Saved data entries
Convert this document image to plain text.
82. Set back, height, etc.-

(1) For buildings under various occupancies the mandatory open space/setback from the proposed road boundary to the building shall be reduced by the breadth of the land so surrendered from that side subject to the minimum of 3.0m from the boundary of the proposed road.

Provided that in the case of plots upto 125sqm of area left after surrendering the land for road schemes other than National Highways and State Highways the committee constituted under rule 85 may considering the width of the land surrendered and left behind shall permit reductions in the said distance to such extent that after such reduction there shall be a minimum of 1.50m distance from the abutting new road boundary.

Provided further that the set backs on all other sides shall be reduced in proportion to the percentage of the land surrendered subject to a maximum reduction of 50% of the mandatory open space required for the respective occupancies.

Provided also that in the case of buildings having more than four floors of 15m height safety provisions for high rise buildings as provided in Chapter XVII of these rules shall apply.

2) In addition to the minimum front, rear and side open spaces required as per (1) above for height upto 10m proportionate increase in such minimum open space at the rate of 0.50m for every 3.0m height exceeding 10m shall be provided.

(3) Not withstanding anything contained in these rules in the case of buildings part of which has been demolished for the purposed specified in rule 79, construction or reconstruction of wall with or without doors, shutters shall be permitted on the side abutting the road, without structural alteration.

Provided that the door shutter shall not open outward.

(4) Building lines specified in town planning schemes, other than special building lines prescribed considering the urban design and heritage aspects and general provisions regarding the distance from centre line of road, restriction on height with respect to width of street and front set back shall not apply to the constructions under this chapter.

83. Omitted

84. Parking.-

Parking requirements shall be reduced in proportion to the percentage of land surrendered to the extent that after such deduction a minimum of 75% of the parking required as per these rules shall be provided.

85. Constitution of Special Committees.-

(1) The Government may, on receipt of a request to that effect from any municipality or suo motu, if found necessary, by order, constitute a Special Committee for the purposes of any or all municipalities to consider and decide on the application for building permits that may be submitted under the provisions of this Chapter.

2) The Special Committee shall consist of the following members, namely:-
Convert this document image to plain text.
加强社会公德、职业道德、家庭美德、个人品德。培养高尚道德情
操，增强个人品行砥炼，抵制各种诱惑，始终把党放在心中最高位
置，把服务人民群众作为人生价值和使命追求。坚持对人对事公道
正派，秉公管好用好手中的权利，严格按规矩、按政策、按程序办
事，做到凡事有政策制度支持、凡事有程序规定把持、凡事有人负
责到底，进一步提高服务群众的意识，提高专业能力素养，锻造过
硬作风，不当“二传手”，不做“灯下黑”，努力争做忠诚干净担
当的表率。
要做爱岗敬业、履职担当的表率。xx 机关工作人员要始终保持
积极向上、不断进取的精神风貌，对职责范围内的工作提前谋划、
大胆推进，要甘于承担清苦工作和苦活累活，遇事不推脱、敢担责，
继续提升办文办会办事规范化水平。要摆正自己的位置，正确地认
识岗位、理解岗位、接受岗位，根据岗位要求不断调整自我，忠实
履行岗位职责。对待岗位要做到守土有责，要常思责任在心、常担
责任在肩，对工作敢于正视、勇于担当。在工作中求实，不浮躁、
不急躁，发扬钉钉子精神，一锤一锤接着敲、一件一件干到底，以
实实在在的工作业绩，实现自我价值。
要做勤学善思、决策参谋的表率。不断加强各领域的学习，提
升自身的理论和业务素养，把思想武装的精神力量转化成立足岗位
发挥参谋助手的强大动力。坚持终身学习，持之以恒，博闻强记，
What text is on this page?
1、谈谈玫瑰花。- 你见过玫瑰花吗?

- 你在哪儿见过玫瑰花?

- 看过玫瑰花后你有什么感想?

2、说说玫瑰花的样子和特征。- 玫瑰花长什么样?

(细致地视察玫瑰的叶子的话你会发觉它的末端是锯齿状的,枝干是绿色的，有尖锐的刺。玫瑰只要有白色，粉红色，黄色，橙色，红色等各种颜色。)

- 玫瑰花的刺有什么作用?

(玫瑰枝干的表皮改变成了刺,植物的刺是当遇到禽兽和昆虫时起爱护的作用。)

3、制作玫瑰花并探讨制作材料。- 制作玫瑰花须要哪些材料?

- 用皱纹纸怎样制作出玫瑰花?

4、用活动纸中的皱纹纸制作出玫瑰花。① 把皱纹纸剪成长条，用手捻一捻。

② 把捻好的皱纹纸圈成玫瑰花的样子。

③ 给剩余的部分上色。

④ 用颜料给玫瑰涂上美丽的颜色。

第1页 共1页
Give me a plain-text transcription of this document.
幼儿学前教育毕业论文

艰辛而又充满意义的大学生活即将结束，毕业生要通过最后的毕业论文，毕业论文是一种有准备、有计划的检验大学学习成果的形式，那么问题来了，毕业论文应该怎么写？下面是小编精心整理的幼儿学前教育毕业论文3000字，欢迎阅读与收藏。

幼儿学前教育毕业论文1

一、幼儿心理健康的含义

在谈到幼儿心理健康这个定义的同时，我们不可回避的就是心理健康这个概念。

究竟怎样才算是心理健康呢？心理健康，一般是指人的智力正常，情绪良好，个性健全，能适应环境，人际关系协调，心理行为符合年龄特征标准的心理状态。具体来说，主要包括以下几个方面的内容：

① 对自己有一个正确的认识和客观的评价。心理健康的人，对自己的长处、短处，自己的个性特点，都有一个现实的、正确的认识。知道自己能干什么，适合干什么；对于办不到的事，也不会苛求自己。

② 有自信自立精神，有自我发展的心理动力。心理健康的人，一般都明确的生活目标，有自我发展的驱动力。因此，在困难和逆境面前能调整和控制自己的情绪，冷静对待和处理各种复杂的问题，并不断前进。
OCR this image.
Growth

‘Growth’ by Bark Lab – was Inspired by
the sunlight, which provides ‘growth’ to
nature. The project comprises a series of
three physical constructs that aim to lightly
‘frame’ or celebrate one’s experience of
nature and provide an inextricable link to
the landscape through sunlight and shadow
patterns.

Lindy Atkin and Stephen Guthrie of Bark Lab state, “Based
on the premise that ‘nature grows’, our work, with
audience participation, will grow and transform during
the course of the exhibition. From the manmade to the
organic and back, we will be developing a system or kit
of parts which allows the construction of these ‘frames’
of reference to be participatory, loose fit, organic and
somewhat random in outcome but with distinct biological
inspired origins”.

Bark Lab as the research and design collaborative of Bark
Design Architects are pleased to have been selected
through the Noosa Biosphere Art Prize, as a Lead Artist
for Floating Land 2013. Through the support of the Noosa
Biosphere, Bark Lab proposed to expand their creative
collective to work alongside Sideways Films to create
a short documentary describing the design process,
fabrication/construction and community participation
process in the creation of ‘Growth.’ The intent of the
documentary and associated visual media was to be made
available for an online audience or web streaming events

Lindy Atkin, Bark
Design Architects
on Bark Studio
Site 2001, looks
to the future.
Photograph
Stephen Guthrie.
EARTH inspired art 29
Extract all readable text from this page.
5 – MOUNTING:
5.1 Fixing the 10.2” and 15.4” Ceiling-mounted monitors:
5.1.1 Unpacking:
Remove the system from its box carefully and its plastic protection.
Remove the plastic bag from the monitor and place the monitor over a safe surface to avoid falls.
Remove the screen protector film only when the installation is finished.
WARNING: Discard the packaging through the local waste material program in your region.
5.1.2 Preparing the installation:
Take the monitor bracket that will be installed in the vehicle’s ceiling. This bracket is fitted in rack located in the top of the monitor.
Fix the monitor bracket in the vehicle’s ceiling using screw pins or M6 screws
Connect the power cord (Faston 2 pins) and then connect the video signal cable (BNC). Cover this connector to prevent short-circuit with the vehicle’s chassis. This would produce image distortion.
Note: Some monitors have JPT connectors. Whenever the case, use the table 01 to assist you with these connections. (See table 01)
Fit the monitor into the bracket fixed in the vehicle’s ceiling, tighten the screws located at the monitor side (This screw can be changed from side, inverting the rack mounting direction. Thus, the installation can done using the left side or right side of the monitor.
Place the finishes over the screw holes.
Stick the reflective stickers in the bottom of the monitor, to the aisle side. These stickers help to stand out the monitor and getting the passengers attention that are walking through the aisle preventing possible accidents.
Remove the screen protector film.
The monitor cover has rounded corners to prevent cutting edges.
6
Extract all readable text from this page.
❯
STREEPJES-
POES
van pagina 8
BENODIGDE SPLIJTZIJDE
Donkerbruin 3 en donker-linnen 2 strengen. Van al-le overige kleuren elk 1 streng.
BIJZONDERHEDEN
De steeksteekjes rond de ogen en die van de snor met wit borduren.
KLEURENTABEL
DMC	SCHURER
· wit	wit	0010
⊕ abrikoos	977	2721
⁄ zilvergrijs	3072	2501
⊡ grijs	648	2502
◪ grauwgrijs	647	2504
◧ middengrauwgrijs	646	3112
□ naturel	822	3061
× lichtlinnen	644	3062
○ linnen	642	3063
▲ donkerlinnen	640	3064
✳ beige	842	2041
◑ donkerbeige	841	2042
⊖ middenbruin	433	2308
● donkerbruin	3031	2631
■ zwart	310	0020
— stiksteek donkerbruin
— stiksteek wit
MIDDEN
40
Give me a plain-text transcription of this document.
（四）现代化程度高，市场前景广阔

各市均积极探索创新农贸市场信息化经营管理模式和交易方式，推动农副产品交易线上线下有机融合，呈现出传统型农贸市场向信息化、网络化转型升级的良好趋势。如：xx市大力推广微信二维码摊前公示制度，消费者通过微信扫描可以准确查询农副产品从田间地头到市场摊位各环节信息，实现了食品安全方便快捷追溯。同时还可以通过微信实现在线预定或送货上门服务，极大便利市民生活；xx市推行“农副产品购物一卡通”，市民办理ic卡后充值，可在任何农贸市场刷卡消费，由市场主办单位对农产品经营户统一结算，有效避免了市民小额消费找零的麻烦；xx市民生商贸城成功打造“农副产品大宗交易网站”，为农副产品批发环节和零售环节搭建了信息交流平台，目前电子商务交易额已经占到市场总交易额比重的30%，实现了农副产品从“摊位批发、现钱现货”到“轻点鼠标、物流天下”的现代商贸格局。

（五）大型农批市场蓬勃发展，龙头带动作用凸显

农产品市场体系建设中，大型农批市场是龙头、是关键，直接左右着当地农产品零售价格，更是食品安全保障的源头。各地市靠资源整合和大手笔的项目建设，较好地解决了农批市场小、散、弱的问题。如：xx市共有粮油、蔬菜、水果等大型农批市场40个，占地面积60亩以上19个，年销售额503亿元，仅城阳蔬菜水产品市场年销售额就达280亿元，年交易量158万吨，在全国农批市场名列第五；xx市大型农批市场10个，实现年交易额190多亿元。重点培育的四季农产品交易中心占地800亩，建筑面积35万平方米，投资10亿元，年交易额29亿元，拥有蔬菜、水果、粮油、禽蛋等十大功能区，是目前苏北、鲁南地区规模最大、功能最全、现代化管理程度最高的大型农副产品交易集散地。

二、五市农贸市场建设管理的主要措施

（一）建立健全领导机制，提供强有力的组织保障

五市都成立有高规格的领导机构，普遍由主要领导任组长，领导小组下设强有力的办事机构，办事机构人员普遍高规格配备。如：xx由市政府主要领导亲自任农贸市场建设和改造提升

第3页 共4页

Aim: Which lines contain "Lindy"? Copy each of them.

Complete output:
Lindy Atkin and Stephen Guthrie of Bark Lab state, “Based
Lindy Atkin, Bark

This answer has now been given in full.